### WHAT THE TASK REQUIRES
Find how many lines of the listing include the string "username", and report only that figure.

### DATA EXCERPTS
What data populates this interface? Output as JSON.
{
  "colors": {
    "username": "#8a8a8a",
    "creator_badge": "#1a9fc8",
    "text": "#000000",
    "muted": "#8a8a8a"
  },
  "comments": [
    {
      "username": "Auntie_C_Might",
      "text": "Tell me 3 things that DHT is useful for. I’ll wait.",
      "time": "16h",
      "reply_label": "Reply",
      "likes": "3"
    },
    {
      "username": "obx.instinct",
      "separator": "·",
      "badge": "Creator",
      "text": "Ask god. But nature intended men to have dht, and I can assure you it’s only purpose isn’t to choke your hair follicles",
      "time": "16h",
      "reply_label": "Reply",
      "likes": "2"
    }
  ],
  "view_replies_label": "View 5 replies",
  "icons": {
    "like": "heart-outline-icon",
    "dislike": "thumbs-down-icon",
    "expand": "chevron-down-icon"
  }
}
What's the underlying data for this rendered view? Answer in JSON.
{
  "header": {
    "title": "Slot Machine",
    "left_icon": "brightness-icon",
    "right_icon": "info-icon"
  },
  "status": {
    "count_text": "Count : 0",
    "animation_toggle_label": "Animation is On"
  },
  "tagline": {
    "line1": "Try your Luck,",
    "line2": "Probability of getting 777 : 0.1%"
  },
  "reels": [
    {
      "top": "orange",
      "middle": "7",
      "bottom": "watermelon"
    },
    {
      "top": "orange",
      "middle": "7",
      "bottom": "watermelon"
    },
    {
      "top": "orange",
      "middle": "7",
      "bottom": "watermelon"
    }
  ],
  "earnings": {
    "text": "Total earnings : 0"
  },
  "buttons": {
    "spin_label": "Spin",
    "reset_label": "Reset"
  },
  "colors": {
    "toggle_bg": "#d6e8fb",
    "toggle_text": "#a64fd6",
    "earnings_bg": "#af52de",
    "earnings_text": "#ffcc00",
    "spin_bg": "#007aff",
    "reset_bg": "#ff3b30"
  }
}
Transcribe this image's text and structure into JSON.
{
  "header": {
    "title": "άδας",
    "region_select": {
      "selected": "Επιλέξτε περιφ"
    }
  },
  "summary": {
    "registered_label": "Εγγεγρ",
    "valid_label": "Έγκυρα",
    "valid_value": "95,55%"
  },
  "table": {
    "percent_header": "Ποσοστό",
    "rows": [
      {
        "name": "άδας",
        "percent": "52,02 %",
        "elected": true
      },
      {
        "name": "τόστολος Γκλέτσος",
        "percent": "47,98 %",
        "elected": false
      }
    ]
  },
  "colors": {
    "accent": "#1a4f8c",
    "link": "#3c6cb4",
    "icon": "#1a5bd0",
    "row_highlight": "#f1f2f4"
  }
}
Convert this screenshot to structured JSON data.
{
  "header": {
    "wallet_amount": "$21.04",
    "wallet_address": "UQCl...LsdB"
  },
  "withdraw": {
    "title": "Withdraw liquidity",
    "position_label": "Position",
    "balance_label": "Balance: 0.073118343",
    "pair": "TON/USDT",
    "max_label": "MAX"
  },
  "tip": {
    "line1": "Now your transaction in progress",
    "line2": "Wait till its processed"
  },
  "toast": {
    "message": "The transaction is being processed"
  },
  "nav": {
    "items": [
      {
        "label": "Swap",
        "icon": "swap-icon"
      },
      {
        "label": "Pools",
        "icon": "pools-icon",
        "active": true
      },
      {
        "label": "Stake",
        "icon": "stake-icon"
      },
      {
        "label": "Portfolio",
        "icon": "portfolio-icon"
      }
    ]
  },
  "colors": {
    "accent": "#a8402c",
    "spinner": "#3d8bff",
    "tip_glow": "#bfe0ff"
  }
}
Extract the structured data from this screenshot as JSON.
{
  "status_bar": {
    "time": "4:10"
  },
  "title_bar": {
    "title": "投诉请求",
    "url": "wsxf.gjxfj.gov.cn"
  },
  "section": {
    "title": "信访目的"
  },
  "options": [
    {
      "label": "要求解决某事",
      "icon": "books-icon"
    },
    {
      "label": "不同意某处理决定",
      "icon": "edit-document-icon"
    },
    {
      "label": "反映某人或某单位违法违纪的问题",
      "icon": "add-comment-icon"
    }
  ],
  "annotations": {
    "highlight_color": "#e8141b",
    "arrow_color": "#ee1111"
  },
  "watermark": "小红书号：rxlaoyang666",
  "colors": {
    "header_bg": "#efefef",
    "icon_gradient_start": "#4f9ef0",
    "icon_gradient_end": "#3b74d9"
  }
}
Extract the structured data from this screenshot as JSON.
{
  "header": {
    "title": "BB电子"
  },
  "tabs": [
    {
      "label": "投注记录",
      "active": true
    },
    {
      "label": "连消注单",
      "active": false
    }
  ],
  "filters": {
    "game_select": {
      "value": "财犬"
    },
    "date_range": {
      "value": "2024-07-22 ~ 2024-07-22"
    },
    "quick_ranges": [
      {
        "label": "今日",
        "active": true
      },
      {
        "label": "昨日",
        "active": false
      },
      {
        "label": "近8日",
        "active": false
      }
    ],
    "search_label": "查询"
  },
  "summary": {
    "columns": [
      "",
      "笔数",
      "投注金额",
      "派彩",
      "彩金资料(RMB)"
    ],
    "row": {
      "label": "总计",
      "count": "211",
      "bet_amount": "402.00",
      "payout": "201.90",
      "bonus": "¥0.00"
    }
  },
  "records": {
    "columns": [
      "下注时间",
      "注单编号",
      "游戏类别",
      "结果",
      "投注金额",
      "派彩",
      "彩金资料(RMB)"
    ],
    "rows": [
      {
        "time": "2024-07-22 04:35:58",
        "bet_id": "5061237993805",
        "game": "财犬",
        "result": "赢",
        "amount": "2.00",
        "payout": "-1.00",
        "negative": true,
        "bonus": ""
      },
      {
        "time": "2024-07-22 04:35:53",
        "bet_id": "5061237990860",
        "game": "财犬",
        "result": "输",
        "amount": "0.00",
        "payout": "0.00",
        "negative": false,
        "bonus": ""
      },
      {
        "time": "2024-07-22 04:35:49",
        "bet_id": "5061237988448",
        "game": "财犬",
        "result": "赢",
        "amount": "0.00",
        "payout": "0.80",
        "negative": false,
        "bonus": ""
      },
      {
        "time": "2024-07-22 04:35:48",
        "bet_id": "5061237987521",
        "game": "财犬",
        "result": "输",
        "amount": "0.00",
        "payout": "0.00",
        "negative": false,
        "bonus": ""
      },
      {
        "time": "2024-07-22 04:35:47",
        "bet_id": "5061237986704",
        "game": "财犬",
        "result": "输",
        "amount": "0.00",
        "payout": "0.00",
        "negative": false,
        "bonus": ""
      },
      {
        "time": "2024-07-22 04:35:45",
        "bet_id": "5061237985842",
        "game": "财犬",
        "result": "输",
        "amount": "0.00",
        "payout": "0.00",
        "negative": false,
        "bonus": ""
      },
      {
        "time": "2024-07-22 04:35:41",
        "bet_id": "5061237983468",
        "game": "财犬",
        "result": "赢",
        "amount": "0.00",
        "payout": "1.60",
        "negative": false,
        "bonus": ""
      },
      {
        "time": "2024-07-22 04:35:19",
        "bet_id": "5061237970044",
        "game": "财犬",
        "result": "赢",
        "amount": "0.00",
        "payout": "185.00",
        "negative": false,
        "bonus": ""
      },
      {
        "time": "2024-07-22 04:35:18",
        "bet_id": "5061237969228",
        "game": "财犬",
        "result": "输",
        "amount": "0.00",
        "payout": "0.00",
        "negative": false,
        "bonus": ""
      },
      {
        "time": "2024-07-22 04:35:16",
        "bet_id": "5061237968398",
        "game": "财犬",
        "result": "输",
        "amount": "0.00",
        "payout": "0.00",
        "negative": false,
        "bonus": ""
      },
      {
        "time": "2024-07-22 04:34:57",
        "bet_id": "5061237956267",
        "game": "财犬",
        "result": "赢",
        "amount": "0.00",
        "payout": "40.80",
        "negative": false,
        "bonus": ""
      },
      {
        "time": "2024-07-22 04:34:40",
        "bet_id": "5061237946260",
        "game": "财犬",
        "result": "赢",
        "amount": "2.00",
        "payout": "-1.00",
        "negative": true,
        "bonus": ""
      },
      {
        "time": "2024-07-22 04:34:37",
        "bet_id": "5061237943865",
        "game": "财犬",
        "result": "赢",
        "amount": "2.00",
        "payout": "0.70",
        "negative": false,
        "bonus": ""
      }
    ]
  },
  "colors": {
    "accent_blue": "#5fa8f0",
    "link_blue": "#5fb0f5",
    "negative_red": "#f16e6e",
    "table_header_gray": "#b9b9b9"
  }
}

### WRITTEN SOLUTION
3